> **What the task requires**: The exercise asks you to copy every line below in which "name" appears.

##### Source records

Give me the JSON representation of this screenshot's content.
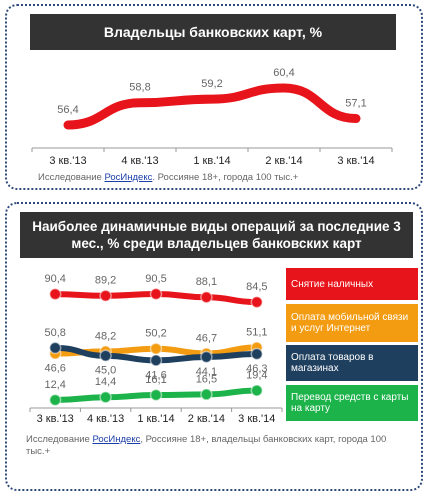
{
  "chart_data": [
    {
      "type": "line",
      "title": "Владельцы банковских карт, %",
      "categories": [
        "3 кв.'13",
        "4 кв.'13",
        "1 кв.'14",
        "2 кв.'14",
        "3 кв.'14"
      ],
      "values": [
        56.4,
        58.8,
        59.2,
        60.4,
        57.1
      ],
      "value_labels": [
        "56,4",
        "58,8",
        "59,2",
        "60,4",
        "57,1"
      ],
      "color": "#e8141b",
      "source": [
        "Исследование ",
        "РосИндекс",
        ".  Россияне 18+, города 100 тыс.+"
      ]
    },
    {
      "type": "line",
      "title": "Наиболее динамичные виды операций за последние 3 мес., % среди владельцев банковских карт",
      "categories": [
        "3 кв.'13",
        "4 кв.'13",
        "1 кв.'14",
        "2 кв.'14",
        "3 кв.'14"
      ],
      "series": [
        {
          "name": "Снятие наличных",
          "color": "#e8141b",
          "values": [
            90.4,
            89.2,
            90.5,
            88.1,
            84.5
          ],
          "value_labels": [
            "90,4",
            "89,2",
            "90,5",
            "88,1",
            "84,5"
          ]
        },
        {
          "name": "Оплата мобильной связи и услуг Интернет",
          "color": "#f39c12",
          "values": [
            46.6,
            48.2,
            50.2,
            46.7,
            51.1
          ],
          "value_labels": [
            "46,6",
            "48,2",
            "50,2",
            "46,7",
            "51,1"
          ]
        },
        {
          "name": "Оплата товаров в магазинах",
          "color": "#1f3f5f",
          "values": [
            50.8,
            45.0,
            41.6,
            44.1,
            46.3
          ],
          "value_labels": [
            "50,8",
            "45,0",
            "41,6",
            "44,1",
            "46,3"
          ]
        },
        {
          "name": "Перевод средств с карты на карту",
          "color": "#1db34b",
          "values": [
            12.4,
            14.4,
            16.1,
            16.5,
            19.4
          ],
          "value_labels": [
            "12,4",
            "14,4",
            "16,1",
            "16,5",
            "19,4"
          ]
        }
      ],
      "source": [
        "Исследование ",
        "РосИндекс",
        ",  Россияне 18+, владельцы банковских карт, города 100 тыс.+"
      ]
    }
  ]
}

##########
##### Source records

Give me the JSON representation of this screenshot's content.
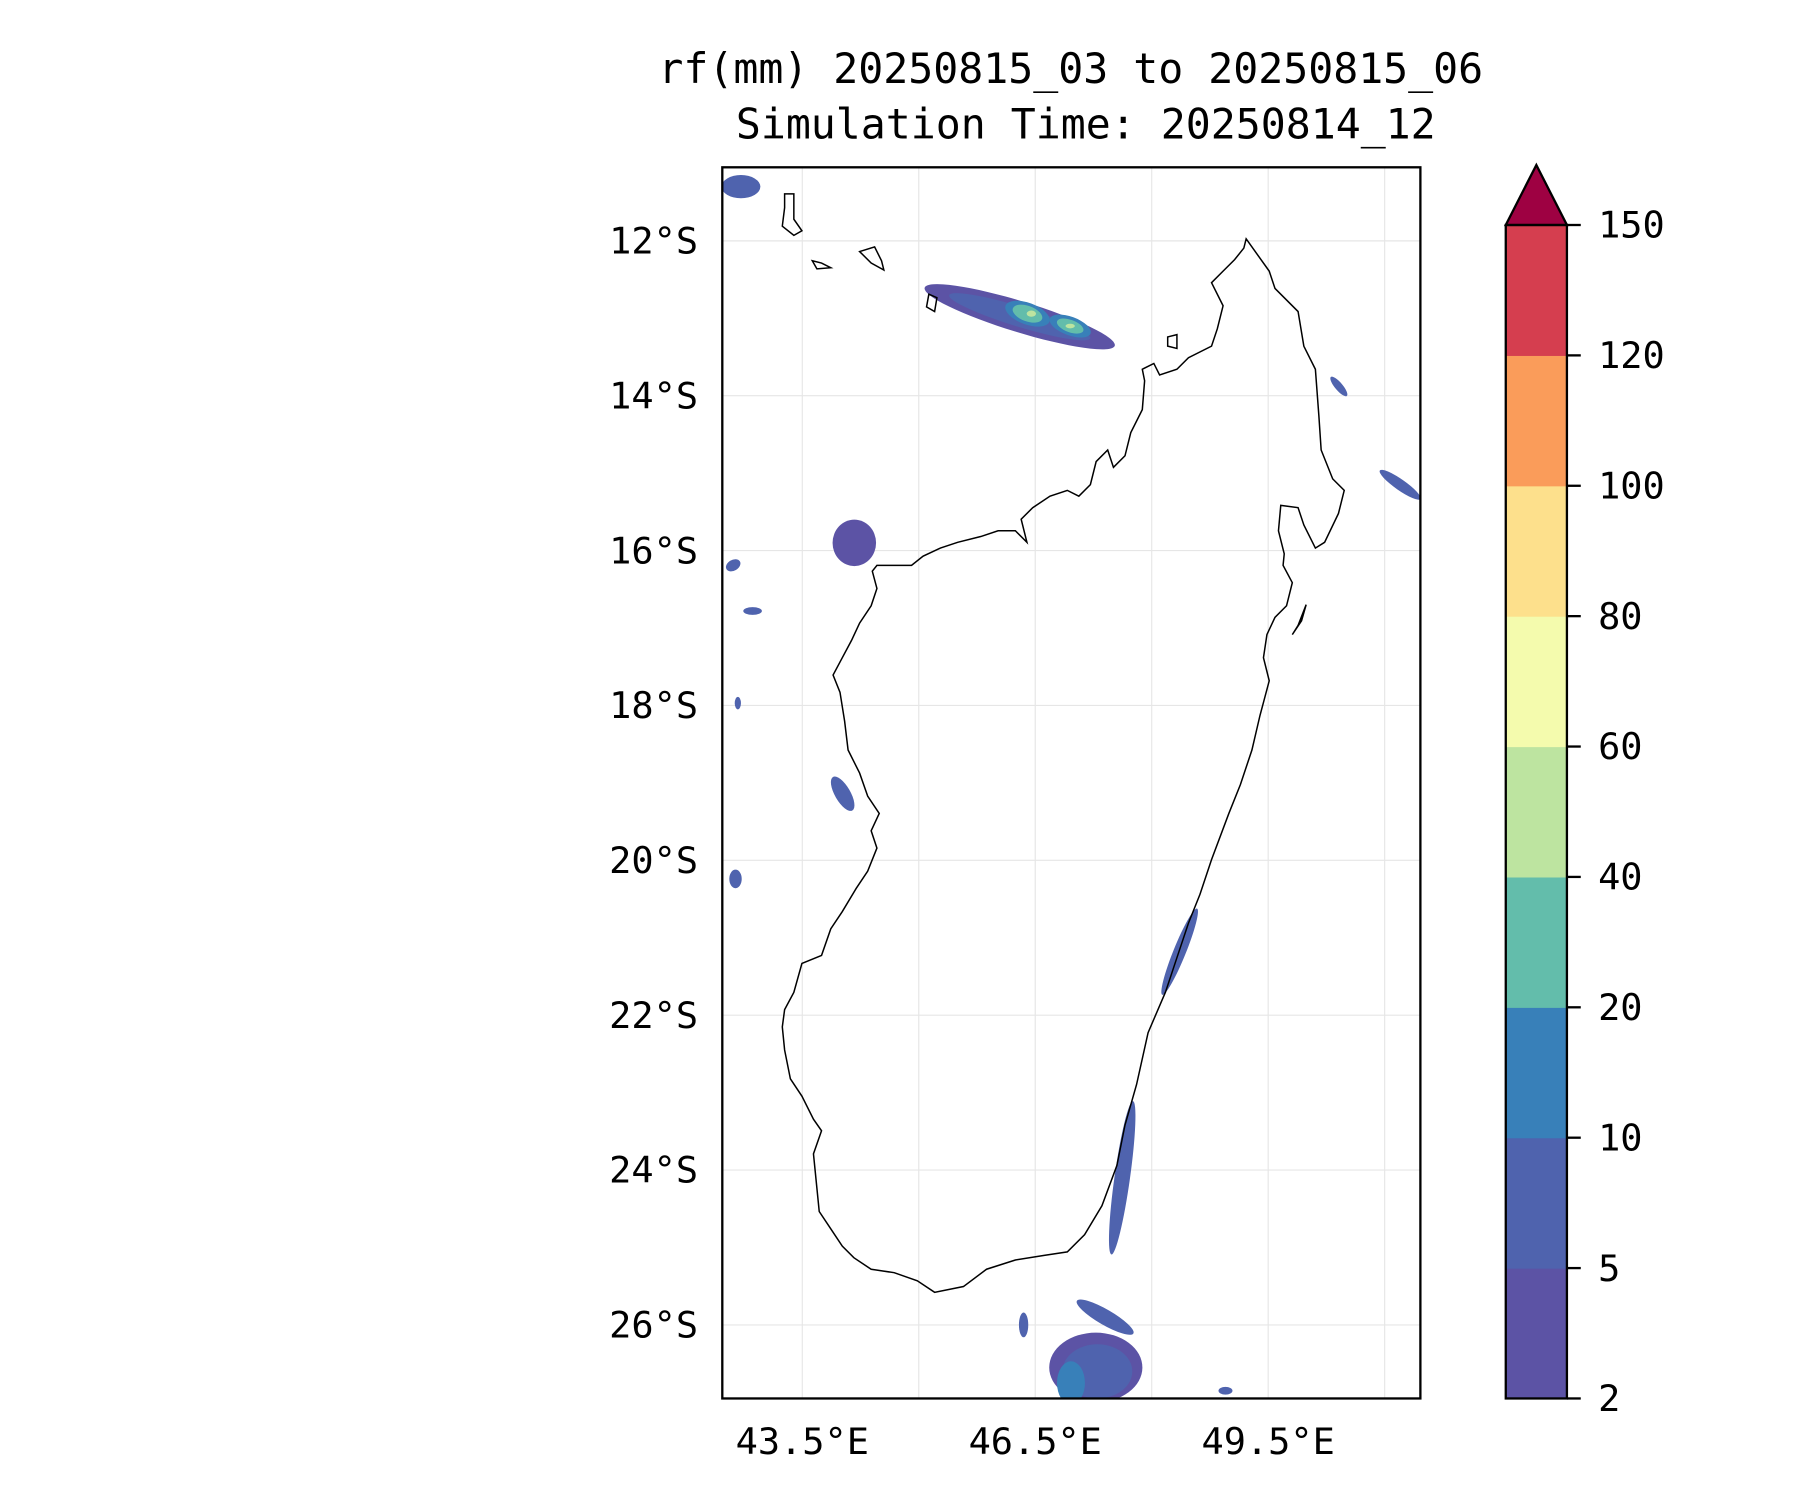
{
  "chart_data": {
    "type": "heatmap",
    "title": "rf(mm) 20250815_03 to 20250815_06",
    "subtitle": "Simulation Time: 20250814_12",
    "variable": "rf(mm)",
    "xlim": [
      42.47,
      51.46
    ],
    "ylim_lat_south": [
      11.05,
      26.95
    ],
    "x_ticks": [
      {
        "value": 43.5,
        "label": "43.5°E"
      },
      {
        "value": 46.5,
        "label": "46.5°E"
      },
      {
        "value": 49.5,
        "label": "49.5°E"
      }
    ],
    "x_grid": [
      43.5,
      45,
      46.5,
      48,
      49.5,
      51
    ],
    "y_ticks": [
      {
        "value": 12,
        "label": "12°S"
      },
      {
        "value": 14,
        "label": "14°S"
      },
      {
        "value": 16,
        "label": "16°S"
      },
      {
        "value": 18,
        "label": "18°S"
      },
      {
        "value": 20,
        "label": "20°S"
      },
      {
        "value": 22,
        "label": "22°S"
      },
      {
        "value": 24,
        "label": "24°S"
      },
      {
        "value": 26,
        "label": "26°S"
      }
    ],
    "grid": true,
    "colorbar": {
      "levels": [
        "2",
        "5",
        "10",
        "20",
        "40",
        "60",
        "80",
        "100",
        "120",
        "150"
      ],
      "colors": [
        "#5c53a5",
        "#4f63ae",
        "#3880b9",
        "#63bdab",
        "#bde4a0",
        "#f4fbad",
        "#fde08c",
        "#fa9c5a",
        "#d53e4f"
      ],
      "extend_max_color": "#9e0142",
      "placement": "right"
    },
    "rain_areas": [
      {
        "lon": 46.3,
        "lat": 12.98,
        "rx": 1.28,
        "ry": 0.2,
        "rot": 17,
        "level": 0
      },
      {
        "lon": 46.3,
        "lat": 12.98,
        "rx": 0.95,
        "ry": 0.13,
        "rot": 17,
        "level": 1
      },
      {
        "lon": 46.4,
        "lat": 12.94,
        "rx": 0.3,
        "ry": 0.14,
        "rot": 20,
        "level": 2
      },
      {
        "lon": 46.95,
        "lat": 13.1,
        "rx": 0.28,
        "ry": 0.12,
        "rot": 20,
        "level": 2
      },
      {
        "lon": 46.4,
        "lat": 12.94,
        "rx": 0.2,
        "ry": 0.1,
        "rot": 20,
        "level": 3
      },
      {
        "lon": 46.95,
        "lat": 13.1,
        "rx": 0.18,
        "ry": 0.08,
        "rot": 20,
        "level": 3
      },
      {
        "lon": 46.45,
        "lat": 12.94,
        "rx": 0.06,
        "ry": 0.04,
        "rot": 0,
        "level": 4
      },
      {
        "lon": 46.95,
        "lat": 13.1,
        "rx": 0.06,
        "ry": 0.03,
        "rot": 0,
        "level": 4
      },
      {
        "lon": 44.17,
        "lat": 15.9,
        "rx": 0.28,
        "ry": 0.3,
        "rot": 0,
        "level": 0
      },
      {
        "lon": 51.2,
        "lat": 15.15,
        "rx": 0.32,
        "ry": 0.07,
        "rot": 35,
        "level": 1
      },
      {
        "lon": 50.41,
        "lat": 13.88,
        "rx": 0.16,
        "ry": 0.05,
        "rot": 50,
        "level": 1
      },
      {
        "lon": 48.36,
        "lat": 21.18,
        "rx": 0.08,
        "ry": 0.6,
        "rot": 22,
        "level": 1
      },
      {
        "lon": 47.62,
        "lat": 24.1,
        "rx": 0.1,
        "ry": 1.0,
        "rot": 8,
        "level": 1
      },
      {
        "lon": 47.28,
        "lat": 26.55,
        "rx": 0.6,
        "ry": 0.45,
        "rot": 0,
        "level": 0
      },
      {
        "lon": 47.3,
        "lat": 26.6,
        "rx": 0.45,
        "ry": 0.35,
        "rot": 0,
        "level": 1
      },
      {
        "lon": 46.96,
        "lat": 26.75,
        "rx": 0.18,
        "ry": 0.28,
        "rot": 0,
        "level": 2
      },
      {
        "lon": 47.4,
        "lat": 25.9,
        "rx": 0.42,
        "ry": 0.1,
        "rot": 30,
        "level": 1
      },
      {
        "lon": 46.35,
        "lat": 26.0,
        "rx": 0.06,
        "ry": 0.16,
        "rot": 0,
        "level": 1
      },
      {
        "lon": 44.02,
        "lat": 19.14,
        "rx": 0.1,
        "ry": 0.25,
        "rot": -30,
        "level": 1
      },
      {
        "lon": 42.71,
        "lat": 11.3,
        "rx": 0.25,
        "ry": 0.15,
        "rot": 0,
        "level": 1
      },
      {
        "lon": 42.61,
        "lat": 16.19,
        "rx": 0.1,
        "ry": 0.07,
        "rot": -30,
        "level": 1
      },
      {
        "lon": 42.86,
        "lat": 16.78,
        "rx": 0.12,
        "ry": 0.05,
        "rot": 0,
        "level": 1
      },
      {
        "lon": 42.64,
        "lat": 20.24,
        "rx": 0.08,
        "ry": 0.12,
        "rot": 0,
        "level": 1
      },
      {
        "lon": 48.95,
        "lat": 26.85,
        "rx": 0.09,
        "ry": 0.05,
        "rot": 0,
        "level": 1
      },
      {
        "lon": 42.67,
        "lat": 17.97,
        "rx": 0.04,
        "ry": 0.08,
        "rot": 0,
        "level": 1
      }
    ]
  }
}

##########
##### Source records

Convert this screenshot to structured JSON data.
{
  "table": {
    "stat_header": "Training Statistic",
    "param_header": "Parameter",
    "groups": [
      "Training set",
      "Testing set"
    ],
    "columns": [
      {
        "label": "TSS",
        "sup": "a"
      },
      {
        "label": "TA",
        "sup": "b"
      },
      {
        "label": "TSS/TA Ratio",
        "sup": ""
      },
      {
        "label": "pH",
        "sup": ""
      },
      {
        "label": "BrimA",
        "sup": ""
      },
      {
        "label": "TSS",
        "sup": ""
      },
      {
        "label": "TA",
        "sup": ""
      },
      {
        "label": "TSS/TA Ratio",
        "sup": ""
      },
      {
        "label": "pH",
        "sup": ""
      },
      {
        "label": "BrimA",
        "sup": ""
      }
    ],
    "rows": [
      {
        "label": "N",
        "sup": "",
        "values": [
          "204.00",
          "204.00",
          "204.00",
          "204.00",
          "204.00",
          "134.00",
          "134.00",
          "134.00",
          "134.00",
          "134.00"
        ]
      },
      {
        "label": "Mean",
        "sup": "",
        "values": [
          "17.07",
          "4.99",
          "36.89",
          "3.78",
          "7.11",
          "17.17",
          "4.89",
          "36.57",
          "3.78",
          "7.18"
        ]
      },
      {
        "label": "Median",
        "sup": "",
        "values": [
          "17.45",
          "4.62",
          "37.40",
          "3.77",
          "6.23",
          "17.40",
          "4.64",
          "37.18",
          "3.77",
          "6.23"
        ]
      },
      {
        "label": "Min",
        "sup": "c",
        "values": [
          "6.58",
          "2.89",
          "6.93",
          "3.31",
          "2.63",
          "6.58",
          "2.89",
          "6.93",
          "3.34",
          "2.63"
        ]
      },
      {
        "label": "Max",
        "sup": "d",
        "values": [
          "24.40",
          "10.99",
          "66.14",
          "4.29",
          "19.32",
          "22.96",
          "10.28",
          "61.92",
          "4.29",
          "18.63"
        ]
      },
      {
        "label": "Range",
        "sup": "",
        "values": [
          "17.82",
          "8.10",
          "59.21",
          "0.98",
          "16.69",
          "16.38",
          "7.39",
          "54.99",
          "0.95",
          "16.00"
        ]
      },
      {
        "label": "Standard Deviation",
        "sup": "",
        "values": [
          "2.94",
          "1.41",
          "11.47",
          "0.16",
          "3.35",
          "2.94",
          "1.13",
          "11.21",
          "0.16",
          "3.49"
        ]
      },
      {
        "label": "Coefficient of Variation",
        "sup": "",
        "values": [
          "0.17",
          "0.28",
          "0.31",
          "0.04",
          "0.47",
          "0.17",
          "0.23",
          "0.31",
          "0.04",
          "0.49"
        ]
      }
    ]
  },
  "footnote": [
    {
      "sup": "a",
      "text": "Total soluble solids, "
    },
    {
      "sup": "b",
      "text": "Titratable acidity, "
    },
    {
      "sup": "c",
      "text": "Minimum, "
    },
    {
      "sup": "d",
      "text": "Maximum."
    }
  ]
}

##########

> **Worked solution**:
          "name": "Снятие наличных",
          "name": "Оплата мобильной связи и услуг Интернет",
          "name": "Оплата товаров в магазинах",
          "name": "Перевод средств с карты на карту",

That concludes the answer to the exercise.